→ TASK MATERIAL
━━━

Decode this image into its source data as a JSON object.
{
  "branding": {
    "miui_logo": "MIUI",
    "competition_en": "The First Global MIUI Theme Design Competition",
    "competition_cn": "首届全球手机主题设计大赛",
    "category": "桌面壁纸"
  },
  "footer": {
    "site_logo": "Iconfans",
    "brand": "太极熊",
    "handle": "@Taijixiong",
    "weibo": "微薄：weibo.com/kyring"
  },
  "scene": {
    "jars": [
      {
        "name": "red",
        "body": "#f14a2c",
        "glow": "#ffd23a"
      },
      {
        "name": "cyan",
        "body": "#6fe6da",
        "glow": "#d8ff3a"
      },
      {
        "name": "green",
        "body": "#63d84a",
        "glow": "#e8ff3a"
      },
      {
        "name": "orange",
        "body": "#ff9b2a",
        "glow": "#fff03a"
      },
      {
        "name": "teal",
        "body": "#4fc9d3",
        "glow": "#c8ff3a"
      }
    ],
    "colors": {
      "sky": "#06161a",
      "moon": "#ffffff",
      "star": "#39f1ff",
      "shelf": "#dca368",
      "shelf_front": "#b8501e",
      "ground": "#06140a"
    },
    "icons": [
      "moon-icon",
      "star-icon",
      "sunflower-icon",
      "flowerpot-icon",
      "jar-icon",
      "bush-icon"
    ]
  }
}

━━━

→ SHORT TASK
Copy out all the entries shown above, character for character.

→ ANSWER TO THIS EXERCISE
Decode this image into its source data as a JSON object.
{
  "branding": {
    "miui_logo": "MIUI",
    "competition_en": "The First Global MIUI Theme Design Competition",
    "competition_cn": "首届全球手机主题设计大赛",
    "category": "桌面壁纸"
  },
  "footer": {
    "site_logo": "Iconfans",
    "brand": "太极熊",
    "handle": "@Taijixiong",
    "weibo": "微薄：weibo.com/kyring"
  },
  "scene": {
    "jars": [
      {
        "name": "red",
        "body": "#f14a2c",
        "glow": "#ffd23a"
      },
      {
        "name": "cyan",
        "body": "#6fe6da",
        "glow": "#d8ff3a"
      },
      {
        "name": "green",
        "body": "#63d84a",
        "glow": "#e8ff3a"
      },
      {
        "name": "orange",
        "body": "#ff9b2a",
        "glow": "#fff03a"
      },
      {
        "name": "teal",
        "body": "#4fc9d3",
        "glow": "#c8ff3a"
      }
    ],
    "colors": {
      "sky": "#06161a",
      "moon": "#ffffff",
      "star": "#39f1ff",
      "shelf": "#dca368",
      "shelf_front": "#b8501e",
      "ground": "#06140a"
    },
    "icons": [
      "moon-icon",
      "star-icon",
      "sunflower-icon",
      "flowerpot-icon",
      "jar-icon",
      "bush-icon"
    ]
  }
}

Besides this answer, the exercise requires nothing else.